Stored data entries
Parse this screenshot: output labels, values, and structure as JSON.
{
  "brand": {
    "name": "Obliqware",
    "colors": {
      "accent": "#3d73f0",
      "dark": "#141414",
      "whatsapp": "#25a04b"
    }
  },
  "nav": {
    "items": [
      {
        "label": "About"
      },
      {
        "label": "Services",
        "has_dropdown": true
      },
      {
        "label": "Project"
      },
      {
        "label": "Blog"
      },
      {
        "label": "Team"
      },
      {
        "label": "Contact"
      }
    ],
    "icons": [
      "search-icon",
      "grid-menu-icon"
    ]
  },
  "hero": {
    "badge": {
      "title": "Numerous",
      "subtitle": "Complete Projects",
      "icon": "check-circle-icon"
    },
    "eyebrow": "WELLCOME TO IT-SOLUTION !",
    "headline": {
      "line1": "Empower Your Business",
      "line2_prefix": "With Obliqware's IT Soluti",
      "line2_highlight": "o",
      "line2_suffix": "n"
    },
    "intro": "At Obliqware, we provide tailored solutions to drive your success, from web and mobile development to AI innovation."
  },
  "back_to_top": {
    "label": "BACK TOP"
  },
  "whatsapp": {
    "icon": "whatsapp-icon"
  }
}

Exercise directions
The whole listing above needs to be written out again exactly.

Answer to this task
Parse this screenshot: output labels, values, and structure as JSON.
{
  "brand": {
    "name": "Obliqware",
    "colors": {
      "accent": "#3d73f0",
      "dark": "#141414",
      "whatsapp": "#25a04b"
    }
  },
  "nav": {
    "items": [
      {
        "label": "About"
      },
      {
        "label": "Services",
        "has_dropdown": true
      },
      {
        "label": "Project"
      },
      {
        "label": "Blog"
      },
      {
        "label": "Team"
      },
      {
        "label": "Contact"
      }
    ],
    "icons": [
      "search-icon",
      "grid-menu-icon"
    ]
  },
  "hero": {
    "badge": {
      "title": "Numerous",
      "subtitle": "Complete Projects",
      "icon": "check-circle-icon"
    },
    "eyebrow": "WELLCOME TO IT-SOLUTION !",
    "headline": {
      "line1": "Empower Your Business",
      "line2_prefix": "With Obliqware's IT Soluti",
      "line2_highlight": "o",
      "line2_suffix": "n"
    },
    "intro": "At Obliqware, we provide tailored solutions to drive your success, from web and mobile development to AI innovation."
  },
  "back_to_top": {
    "label": "BACK TOP"
  },
  "whatsapp": {
    "icon": "whatsapp-icon"
  }
}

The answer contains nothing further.